(Stored dataset items)

--------------------------------------------------

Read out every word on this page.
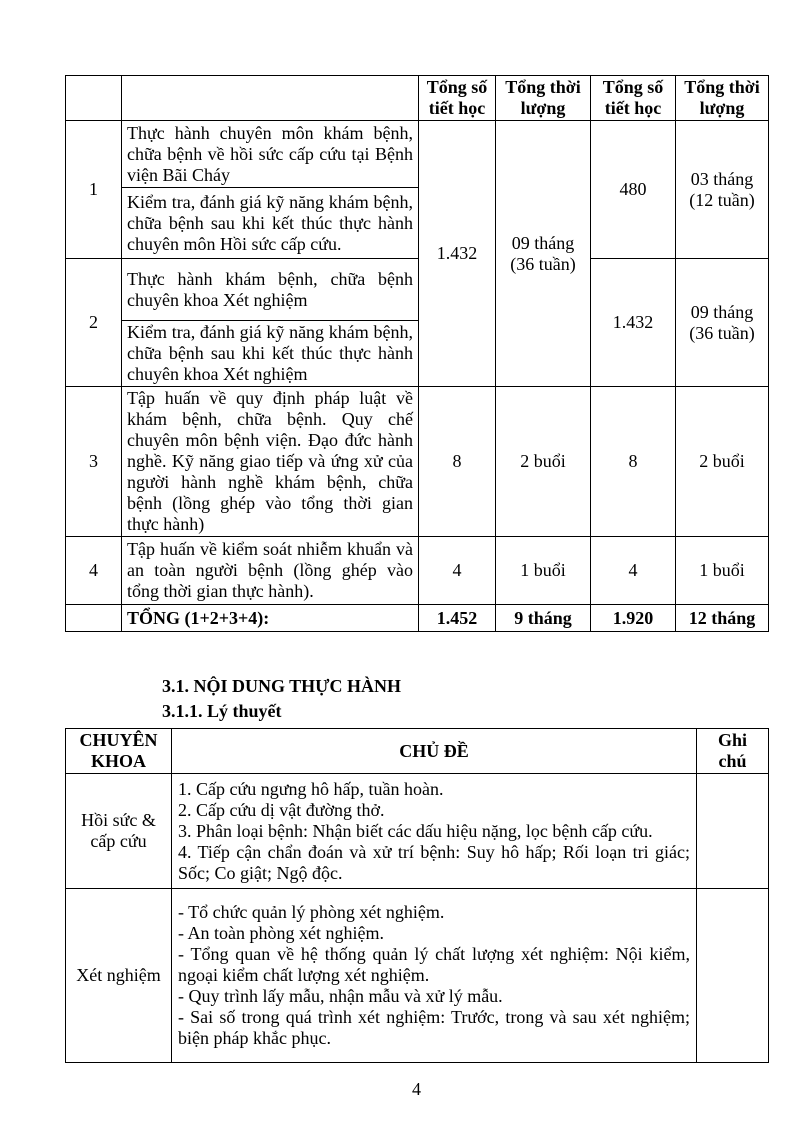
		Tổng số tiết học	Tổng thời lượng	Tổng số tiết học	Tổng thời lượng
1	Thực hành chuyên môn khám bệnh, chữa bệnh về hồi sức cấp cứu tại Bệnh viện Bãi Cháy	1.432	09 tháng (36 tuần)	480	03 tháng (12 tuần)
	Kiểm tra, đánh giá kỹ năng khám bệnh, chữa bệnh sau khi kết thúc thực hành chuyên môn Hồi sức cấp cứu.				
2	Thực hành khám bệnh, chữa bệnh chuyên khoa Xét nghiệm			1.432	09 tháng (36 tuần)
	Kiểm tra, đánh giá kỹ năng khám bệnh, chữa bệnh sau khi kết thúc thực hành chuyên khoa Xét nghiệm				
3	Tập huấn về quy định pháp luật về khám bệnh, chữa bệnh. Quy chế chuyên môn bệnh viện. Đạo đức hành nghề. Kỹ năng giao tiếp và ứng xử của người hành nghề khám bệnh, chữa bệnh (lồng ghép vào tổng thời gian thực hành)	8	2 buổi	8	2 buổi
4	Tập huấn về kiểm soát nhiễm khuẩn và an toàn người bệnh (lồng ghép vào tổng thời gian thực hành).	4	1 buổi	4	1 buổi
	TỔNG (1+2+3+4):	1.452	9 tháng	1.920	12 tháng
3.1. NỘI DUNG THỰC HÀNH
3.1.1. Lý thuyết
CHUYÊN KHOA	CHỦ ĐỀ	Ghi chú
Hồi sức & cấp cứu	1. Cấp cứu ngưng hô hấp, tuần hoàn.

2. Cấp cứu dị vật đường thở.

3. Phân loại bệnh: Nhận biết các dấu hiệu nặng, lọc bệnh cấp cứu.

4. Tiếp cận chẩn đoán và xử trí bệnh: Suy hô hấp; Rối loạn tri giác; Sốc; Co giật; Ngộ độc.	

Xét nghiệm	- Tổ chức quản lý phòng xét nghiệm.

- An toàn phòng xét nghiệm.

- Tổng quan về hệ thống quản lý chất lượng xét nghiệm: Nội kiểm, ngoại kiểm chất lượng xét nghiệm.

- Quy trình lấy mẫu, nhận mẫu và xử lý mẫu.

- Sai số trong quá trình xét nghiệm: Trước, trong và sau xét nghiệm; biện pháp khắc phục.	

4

--------------------------------------------------

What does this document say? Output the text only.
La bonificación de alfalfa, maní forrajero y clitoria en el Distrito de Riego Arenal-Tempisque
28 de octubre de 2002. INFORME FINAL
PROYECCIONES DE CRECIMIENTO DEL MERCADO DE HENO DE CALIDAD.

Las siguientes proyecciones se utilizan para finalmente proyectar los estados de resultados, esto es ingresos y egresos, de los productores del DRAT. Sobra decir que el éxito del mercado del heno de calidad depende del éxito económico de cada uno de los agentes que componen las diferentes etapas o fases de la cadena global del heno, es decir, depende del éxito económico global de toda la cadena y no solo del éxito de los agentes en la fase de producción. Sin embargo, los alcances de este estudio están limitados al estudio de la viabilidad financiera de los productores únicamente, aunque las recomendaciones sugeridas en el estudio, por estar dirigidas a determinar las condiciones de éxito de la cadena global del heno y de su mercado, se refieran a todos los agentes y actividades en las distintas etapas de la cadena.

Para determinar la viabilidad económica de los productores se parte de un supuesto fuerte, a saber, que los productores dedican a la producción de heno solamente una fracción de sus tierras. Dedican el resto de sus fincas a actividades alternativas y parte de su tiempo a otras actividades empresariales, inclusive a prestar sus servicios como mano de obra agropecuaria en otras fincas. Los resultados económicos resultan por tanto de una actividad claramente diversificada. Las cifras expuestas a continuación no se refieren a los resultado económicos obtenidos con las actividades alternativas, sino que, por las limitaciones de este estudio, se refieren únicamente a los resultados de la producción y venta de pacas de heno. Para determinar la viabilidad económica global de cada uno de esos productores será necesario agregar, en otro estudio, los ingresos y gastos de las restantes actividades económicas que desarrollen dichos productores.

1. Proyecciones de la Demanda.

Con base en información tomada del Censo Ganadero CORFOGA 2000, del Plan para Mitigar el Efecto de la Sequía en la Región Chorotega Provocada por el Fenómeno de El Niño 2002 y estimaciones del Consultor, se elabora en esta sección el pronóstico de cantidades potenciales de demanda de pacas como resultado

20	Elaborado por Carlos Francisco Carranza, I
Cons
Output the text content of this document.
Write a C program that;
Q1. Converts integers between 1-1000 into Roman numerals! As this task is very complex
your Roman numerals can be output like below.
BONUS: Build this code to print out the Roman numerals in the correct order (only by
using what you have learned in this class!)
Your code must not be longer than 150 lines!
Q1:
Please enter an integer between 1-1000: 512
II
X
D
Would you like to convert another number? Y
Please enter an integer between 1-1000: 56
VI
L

--------------------------------------------------

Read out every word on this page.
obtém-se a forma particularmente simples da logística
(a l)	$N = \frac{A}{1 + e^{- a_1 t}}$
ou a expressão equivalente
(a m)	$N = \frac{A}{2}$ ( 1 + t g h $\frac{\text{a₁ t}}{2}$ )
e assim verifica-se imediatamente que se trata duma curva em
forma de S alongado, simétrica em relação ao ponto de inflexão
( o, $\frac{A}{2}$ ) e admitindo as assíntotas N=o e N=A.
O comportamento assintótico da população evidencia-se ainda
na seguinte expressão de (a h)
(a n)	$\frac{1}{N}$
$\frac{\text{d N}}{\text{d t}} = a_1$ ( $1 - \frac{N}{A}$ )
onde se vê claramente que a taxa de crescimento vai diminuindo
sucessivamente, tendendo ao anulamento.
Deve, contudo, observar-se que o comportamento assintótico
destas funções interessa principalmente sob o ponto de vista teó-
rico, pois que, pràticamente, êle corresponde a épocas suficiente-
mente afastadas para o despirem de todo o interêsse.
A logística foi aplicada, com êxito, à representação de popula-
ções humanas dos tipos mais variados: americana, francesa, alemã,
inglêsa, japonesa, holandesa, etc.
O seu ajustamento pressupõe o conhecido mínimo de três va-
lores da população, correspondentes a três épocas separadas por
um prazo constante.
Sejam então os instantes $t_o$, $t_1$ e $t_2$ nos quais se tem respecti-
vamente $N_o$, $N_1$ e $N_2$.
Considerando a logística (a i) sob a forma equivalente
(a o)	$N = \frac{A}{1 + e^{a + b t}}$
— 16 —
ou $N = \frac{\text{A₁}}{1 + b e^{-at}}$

--------------------------------------------------

What the exercise asks> Copy every line of the listing that contains the word "thúc".

Task result>
	Kiểm tra, đánh giá kỹ năng khám bệnh, chữa bệnh sau khi kết thúc thực hành chuyên môn Hồi sức cấp cứu.				
	Kiểm tra, đánh giá kỹ năng khám bệnh, chữa bệnh sau khi kết thúc thực hành chuyên khoa Xét nghiệm				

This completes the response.